↓

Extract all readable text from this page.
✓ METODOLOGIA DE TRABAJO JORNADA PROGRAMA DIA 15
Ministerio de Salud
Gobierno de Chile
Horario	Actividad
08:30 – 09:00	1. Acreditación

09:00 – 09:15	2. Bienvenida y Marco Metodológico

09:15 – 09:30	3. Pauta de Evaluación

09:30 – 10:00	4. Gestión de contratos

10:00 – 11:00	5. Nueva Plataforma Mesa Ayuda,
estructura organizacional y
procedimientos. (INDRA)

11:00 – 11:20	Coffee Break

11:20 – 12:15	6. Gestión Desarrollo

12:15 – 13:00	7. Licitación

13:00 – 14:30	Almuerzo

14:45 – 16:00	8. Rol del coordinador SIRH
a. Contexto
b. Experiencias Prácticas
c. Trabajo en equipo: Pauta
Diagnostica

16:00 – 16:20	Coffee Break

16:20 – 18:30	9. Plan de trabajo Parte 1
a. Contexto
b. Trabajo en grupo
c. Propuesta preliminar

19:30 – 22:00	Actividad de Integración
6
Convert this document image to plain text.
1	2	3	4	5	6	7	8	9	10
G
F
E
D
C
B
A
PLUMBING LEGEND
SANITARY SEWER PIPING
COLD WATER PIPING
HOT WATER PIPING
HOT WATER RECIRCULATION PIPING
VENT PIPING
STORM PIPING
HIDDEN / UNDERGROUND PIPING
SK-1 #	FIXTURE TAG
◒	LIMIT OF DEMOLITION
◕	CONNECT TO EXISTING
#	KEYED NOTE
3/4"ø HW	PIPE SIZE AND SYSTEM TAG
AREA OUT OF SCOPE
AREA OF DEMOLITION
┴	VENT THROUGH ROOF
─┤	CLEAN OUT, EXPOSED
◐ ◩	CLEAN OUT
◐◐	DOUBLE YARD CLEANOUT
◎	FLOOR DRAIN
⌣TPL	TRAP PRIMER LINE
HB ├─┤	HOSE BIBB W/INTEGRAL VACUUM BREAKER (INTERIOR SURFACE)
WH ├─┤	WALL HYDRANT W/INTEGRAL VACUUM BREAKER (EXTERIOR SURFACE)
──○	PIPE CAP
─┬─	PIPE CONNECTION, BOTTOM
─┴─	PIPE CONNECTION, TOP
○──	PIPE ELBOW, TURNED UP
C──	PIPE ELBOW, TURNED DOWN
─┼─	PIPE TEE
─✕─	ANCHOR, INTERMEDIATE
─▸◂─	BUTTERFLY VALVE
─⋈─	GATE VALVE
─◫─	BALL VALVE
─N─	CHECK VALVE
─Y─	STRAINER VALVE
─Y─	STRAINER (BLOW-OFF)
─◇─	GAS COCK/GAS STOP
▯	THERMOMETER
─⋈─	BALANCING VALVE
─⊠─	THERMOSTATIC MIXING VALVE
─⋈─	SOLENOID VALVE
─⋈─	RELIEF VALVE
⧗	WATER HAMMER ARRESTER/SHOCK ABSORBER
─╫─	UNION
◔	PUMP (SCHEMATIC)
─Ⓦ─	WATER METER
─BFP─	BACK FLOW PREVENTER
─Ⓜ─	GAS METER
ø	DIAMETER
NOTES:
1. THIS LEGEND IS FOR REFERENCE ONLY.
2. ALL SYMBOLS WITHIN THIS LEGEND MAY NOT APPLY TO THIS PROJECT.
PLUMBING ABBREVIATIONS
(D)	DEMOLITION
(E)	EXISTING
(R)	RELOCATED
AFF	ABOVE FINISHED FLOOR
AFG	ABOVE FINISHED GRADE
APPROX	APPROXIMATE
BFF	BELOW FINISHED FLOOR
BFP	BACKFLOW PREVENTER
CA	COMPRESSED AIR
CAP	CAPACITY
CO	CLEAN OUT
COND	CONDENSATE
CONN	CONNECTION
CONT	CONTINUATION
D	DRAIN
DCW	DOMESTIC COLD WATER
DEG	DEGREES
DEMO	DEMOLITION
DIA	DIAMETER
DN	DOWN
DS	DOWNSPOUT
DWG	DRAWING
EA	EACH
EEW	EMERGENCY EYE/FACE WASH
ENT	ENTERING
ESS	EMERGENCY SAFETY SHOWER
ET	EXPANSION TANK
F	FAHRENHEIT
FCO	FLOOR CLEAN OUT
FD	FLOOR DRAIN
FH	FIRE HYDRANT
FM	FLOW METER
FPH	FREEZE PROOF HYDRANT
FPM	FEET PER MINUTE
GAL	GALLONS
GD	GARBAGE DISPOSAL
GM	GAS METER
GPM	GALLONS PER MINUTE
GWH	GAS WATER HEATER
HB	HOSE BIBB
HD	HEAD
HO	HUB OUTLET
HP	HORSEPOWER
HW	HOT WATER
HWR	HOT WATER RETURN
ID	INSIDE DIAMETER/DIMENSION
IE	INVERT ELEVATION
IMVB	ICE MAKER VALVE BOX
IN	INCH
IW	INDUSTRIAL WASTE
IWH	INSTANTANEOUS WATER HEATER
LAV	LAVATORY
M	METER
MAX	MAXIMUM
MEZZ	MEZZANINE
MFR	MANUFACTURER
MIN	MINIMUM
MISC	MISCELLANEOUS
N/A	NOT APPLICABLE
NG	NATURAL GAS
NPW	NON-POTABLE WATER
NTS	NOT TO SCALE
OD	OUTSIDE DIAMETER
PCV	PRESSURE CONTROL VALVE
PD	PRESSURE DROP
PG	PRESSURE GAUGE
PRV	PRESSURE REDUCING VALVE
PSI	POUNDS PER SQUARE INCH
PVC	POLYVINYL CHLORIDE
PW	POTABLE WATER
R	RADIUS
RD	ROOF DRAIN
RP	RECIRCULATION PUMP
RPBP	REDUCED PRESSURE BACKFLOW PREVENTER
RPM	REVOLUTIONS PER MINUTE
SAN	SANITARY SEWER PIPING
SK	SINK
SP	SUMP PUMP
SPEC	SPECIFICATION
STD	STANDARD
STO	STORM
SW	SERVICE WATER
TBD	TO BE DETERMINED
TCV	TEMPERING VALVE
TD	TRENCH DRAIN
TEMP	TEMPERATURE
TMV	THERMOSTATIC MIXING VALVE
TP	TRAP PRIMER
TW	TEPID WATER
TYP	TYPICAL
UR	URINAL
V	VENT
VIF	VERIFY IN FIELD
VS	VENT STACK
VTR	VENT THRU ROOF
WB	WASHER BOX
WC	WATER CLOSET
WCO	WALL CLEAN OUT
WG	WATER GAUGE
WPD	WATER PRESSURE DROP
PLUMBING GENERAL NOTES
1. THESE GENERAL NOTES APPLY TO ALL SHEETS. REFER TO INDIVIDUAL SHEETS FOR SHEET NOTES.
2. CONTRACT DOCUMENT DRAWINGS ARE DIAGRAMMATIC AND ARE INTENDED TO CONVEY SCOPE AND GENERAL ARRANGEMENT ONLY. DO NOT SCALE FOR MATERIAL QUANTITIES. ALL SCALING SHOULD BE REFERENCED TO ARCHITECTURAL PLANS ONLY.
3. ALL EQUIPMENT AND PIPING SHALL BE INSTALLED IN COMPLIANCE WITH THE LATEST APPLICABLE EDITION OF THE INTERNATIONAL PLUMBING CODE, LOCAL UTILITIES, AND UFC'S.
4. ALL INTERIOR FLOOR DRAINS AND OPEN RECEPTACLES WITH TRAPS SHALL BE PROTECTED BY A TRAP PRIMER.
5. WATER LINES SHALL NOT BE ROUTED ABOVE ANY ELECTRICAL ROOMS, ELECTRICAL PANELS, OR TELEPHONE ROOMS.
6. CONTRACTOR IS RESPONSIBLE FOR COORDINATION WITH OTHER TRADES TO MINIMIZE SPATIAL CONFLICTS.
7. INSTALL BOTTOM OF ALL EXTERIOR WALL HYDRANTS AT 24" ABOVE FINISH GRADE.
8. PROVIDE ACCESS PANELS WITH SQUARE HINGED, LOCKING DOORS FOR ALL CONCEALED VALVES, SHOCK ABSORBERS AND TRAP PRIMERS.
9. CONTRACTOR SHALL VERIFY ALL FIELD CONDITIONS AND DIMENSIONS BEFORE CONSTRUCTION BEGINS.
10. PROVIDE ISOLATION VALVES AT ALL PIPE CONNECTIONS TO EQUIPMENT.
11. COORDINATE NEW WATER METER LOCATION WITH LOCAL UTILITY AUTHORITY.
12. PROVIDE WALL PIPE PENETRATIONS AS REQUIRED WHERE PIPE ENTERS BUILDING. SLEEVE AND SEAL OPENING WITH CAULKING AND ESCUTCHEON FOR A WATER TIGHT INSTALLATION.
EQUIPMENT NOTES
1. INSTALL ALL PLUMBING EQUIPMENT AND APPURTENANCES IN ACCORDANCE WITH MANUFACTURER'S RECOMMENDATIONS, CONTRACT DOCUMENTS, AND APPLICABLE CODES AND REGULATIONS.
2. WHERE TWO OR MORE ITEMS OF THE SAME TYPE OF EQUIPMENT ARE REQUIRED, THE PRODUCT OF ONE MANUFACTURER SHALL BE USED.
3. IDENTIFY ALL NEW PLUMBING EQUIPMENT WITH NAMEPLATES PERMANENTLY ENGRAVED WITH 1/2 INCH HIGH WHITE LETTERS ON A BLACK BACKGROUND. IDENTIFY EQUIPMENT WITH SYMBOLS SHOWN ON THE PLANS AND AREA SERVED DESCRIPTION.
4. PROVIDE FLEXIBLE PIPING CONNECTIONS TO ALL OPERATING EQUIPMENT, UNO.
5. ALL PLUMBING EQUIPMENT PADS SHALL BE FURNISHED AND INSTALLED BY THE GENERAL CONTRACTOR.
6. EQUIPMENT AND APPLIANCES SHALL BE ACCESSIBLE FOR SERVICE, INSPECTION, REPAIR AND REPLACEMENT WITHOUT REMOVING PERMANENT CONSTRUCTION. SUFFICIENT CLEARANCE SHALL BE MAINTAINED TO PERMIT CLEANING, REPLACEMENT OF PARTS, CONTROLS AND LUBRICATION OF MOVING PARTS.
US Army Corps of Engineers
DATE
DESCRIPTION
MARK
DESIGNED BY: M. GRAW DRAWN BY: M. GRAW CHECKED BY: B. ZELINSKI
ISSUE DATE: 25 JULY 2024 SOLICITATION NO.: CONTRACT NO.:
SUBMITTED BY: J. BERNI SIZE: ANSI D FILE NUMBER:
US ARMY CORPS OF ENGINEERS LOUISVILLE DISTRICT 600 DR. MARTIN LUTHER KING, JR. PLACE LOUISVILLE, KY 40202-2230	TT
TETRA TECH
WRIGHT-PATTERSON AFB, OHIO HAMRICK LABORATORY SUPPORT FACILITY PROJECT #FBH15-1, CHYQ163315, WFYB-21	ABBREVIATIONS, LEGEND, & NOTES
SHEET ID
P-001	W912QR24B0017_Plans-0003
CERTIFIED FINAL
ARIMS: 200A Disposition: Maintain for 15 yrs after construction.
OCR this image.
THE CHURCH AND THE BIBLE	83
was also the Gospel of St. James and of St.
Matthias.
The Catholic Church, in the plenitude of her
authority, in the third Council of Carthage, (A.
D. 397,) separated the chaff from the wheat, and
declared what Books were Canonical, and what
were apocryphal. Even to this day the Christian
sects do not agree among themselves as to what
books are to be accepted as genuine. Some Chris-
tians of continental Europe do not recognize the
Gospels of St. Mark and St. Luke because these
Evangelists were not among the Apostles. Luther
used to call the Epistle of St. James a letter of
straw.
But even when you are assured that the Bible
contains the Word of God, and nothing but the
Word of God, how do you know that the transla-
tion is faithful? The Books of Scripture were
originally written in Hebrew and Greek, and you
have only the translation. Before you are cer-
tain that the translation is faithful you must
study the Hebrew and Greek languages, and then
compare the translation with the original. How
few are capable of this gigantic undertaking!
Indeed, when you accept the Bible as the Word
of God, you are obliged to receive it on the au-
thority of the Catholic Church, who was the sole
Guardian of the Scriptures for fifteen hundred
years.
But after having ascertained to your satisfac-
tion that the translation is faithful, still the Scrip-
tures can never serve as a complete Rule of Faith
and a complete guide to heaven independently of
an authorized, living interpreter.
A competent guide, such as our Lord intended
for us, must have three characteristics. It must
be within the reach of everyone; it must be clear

↑

Find "from". Copy every line it occurs in.

## Reply to the task
Extract all readable text from this page.
D. 397,) separated the chaff from the wheat, and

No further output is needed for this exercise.